# Set problem
Gather each line containing the string "Seng" from these entries.
* Start Records to process *
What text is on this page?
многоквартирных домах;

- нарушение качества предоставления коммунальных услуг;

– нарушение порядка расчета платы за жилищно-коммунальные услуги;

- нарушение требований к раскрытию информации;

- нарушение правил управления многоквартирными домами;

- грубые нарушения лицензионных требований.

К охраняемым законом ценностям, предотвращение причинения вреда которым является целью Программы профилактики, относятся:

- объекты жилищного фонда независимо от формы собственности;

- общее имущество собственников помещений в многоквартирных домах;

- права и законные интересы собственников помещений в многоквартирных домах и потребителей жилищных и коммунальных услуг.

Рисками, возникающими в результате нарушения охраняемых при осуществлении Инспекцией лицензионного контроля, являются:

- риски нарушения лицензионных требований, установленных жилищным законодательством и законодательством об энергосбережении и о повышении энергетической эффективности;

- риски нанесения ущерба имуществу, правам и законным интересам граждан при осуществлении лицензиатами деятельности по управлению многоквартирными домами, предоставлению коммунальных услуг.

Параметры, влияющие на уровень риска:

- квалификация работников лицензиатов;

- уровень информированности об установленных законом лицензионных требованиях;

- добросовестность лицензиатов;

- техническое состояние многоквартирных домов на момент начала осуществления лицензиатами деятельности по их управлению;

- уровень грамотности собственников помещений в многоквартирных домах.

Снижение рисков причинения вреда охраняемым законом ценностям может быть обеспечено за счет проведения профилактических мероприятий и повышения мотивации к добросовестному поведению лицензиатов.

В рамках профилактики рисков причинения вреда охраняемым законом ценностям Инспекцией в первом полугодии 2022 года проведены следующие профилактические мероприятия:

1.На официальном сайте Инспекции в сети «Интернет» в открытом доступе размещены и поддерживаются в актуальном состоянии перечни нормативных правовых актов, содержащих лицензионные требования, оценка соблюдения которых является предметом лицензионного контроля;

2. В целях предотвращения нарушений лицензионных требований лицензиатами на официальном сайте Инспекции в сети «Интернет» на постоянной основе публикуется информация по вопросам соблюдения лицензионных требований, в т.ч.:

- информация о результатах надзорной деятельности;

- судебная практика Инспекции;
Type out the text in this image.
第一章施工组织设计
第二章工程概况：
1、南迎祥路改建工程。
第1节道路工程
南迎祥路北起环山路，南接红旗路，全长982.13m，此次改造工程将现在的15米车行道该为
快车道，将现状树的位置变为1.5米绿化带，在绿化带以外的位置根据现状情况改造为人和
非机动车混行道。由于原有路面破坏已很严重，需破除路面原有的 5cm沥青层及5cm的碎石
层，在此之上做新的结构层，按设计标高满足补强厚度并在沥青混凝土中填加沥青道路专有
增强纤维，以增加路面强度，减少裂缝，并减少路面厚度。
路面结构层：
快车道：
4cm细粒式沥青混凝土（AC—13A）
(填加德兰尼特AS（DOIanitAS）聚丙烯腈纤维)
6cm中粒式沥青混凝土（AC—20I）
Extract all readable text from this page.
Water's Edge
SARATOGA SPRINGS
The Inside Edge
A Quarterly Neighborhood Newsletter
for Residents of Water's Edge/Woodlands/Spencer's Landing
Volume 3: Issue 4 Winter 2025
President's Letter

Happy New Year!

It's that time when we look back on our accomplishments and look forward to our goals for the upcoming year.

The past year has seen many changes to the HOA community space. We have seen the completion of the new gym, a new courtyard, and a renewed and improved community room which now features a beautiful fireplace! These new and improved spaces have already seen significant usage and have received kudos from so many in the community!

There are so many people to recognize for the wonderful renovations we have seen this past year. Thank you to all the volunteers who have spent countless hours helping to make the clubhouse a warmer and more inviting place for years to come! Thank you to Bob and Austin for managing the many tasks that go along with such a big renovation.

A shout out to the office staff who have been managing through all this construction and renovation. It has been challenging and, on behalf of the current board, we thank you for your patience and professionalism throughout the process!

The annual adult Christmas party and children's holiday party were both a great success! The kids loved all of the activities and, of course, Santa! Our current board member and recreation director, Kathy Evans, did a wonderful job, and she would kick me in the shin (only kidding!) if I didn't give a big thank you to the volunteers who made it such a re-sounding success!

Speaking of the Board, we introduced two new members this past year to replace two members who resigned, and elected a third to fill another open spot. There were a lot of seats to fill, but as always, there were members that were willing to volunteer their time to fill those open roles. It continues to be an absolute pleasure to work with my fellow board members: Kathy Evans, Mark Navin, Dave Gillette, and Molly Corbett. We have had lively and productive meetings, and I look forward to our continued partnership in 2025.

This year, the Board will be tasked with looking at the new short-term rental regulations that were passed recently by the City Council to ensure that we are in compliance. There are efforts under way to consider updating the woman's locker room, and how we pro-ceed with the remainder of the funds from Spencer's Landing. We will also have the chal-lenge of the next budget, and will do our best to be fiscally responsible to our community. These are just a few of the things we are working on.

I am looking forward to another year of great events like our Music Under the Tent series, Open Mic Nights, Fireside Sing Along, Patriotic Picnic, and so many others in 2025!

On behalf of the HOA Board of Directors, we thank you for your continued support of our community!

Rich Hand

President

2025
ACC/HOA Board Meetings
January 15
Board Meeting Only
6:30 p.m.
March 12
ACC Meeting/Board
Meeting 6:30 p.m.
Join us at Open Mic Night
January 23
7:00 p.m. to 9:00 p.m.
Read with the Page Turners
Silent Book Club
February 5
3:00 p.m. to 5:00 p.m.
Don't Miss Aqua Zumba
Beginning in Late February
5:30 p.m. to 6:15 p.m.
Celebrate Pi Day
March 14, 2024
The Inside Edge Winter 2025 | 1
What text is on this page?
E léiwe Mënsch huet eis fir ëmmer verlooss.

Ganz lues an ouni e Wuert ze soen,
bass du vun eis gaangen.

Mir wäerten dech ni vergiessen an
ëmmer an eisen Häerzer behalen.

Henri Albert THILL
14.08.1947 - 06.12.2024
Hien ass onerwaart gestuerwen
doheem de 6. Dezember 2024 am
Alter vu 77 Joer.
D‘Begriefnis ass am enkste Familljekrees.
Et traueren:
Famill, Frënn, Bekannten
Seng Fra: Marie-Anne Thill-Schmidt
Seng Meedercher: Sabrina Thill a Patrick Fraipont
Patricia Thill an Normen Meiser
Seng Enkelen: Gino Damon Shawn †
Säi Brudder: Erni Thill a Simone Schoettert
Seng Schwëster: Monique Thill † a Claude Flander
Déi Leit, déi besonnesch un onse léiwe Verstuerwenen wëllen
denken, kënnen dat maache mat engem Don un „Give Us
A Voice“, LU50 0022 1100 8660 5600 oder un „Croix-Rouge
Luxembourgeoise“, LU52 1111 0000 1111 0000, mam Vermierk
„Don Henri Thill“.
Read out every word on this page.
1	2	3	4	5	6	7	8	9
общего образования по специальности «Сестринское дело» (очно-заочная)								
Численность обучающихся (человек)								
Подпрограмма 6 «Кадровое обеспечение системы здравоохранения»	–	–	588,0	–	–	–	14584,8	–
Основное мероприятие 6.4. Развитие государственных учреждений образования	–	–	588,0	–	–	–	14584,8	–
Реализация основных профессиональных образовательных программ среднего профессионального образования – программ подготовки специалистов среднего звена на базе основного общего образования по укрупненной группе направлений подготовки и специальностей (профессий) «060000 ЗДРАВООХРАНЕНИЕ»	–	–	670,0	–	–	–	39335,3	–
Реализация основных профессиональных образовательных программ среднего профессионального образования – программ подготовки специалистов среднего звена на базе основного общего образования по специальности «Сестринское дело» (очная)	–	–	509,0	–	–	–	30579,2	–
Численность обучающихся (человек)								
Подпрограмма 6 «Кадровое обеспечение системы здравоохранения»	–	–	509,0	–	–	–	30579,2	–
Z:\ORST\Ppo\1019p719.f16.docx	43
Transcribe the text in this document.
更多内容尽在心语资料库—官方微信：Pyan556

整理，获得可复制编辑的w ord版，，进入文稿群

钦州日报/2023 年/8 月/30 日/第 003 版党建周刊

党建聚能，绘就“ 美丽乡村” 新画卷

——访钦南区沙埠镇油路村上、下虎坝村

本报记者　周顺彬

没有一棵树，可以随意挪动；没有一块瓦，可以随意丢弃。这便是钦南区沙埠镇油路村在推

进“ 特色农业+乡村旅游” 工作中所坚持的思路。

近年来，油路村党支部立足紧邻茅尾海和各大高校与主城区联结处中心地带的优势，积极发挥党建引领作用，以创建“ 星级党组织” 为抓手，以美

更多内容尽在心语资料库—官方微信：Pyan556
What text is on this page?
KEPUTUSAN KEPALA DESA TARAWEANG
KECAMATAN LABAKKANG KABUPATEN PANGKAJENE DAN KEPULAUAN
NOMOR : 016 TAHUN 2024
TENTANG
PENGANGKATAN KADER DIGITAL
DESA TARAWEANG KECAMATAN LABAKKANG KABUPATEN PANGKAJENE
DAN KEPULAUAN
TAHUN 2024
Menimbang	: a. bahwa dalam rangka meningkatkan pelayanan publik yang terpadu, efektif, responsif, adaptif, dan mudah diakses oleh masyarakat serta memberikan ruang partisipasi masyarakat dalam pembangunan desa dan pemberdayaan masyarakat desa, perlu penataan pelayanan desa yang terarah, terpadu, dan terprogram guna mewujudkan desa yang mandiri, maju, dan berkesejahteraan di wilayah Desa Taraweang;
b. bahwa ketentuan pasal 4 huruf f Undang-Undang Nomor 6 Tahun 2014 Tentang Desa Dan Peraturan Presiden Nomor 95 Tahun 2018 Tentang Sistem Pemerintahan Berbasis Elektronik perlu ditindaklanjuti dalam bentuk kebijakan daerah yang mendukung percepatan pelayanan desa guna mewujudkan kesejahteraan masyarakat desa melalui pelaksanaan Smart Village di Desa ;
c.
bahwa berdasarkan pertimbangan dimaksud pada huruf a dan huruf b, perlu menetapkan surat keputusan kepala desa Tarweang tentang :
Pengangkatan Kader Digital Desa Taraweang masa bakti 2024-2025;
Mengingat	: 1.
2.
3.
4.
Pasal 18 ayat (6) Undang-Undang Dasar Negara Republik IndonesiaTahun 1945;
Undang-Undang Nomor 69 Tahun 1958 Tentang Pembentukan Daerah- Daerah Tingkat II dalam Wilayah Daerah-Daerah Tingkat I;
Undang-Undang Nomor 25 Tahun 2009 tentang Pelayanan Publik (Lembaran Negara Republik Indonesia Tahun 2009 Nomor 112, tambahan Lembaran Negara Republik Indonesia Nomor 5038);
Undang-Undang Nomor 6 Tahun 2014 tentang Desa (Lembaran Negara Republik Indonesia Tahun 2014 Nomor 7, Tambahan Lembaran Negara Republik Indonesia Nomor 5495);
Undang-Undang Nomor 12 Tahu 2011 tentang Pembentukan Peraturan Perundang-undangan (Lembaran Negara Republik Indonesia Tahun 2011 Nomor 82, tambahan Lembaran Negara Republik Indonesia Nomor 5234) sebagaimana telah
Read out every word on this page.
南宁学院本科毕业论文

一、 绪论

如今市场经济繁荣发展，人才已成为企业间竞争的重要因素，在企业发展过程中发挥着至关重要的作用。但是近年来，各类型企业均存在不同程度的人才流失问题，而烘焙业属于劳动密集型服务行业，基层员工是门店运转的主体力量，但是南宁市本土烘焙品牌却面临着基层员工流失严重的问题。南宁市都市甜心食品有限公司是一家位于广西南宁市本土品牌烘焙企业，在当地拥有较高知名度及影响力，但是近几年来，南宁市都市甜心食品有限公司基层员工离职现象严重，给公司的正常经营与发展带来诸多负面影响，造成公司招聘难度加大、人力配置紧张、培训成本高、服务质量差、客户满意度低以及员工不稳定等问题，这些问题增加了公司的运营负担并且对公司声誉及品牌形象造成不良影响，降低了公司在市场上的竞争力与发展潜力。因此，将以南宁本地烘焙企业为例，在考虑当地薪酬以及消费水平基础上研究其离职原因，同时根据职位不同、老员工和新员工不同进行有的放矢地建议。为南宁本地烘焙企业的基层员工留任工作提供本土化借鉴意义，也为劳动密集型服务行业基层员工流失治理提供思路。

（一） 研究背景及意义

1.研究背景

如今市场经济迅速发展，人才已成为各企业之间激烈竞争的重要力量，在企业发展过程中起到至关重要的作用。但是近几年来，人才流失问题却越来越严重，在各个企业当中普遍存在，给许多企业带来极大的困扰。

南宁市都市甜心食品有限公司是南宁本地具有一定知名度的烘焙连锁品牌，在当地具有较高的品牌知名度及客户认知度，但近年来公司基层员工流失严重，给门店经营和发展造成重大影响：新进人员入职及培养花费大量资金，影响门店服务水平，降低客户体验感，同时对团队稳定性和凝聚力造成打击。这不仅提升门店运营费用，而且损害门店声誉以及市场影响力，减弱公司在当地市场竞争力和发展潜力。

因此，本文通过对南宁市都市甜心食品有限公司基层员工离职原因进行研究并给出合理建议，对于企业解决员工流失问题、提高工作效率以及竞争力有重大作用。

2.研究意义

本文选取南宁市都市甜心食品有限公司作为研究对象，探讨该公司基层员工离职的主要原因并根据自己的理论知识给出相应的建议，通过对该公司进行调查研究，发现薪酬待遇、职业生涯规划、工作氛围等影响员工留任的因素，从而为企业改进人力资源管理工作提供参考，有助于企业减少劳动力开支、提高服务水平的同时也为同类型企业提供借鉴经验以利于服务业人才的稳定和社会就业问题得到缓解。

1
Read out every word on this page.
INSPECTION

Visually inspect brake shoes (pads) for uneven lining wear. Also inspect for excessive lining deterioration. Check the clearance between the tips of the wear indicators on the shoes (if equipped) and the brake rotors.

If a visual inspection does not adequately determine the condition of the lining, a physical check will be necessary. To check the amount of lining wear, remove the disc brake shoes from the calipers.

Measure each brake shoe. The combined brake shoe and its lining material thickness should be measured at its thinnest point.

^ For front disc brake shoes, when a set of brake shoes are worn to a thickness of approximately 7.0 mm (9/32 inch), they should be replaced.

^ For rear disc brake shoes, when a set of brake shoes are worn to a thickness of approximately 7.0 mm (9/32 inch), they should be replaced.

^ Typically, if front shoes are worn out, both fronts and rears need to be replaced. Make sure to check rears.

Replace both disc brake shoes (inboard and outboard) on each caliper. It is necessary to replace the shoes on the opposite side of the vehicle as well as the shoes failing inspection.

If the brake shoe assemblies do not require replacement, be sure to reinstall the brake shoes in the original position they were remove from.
* End Records to process *
# Written response
Seng Fra: Marie-Anne Thill-Schmidt
Seng Meedercher: Sabrina Thill a Patrick Fraipont
Seng Enkelen: Gino Damon Shawn †
Seng Schwëster: Monique Thill † a Claude Flander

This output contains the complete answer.